Given exercise - Copy the data word for word, keeping every line.

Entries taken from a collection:
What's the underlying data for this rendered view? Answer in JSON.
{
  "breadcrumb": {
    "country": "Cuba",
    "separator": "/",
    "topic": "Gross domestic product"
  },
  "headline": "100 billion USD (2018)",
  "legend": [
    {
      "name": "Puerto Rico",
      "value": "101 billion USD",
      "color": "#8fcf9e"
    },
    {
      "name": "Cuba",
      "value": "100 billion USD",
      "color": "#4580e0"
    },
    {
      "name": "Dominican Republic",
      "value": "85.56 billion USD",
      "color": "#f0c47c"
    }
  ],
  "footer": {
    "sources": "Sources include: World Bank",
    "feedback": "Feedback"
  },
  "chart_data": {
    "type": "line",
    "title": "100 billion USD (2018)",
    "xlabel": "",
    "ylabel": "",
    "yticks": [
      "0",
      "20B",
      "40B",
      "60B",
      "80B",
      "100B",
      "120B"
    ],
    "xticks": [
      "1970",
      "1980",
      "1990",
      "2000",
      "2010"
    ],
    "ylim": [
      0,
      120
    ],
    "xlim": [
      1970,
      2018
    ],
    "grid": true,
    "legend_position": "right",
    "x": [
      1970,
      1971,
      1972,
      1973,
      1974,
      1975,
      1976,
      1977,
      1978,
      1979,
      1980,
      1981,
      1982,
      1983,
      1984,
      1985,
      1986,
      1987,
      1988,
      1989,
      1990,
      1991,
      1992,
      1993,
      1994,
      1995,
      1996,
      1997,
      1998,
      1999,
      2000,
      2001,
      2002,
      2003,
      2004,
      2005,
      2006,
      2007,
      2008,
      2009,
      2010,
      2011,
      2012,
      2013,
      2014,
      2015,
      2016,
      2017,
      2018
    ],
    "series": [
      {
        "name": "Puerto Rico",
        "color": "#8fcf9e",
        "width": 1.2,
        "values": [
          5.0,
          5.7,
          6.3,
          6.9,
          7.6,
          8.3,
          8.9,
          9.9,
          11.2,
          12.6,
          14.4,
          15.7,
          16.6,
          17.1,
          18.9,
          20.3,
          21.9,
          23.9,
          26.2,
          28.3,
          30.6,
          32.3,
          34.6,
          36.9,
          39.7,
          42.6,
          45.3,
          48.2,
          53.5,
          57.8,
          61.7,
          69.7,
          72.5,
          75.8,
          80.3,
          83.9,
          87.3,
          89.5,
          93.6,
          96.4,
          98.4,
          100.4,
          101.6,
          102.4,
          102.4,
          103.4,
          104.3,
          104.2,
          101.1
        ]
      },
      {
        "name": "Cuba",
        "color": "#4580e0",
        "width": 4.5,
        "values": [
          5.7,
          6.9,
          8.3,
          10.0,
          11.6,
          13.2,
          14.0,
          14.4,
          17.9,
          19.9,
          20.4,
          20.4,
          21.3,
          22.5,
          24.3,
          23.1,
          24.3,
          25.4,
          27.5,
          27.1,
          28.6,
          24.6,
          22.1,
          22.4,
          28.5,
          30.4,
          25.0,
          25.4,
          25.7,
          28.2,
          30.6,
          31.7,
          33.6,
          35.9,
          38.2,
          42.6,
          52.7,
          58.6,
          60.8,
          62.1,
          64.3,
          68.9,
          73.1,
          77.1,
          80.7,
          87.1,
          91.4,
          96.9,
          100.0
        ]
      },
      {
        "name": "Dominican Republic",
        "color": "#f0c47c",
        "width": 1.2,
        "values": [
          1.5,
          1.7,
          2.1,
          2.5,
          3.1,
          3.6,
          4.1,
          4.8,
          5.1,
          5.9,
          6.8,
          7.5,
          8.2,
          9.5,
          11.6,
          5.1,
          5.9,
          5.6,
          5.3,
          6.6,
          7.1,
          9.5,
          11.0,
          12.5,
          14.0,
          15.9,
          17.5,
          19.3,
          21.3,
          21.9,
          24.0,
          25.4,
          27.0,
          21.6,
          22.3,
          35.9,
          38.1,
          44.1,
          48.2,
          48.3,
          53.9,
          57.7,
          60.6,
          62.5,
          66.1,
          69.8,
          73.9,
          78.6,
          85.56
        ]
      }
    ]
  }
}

Result below -
What's the underlying data for this rendered view? Answer in JSON.
{
  "breadcrumb": {
    "country": "Cuba",
    "separator": "/",
    "topic": "Gross domestic product"
  },
  "headline": "100 billion USD (2018)",
  "legend": [
    {
      "name": "Puerto Rico",
      "value": "101 billion USD",
      "color": "#8fcf9e"
    },
    {
      "name": "Cuba",
      "value": "100 billion USD",
      "color": "#4580e0"
    },
    {
      "name": "Dominican Republic",
      "value": "85.56 billion USD",
      "color": "#f0c47c"
    }
  ],
  "footer": {
    "sources": "Sources include: World Bank",
    "feedback": "Feedback"
  },
  "chart_data": {
    "type": "line",
    "title": "100 billion USD (2018)",
    "xlabel": "",
    "ylabel": "",
    "yticks": [
      "0",
      "20B",
      "40B",
      "60B",
      "80B",
      "100B",
      "120B"
    ],
    "xticks": [
      "1970",
      "1980",
      "1990",
      "2000",
      "2010"
    ],
    "ylim": [
      0,
      120
    ],
    "xlim": [
      1970,
      2018
    ],
    "grid": true,
    "legend_position": "right",
    "x": [
      1970,
      1971,
      1972,
      1973,
      1974,
      1975,
      1976,
      1977,
      1978,
      1979,
      1980,
      1981,
      1982,
      1983,
      1984,
      1985,
      1986,
      1987,
      1988,
      1989,
      1990,
      1991,
      1992,
      1993,
      1994,
      1995,
      1996,
      1997,
      1998,
      1999,
      2000,
      2001,
      2002,
      2003,
      2004,
      2005,
      2006,
      2007,
      2008,
      2009,
      2010,
      2011,
      2012,
      2013,
      2014,
      2015,
      2016,
      2017,
      2018
    ],
    "series": [
      {
        "name": "Puerto Rico",
        "color": "#8fcf9e",
        "width": 1.2,
        "values": [
          5.0,
          5.7,
          6.3,
          6.9,
          7.6,
          8.3,
          8.9,
          9.9,
          11.2,
          12.6,
          14.4,
          15.7,
          16.6,
          17.1,
          18.9,
          20.3,
          21.9,
          23.9,
          26.2,
          28.3,
          30.6,
          32.3,
          34.6,
          36.9,
          39.7,
          42.6,
          45.3,
          48.2,
          53.5,
          57.8,
          61.7,
          69.7,
          72.5,
          75.8,
          80.3,
          83.9,
          87.3,
          89.5,
          93.6,
          96.4,
          98.4,
          100.4,
          101.6,
          102.4,
          102.4,
          103.4,
          104.3,
          104.2,
          101.1
        ]
      },
      {
        "name": "Cuba",
        "color": "#4580e0",
        "width": 4.5,
        "values": [
          5.7,
          6.9,
          8.3,
          10.0,
          11.6,
          13.2,
          14.0,
          14.4,
          17.9,
          19.9,
          20.4,
          20.4,
          21.3,
          22.5,
          24.3,
          23.1,
          24.3,
          25.4,
          27.5,
          27.1,
          28.6,
          24.6,
          22.1,
          22.4,
          28.5,
          30.4,
          25.0,
          25.4,
          25.7,
          28.2,
          30.6,
          31.7,
          33.6,
          35.9,
          38.2,
          42.6,
          52.7,
          58.6,
          60.8,
          62.1,
          64.3,
          68.9,
          73.1,
          77.1,
          80.7,
          87.1,
          91.4,
          96.9,
          100.0
        ]
      },
      {
        "name": "Dominican Republic",
        "color": "#f0c47c",
        "width": 1.2,
        "values": [
          1.5,
          1.7,
          2.1,
          2.5,
          3.1,
          3.6,
          4.1,
          4.8,
          5.1,
          5.9,
          6.8,
          7.5,
          8.2,
          9.5,
          11.6,
          5.1,
          5.9,
          5.6,
          5.3,
          6.6,
          7.1,
          9.5,
          11.0,
          12.5,
          14.0,
          15.9,
          17.5,
          19.3,
          21.3,
          21.9,
          24.0,
          25.4,
          27.0,
          21.6,
          22.3,
          35.9,
          38.1,
          44.1,
          48.2,
          48.3,
          53.9,
          57.7,
          60.6,
          62.5,
          66.1,
          69.8,
          73.9,
          78.6,
          85.56
        ]
      }
    ]
  }
}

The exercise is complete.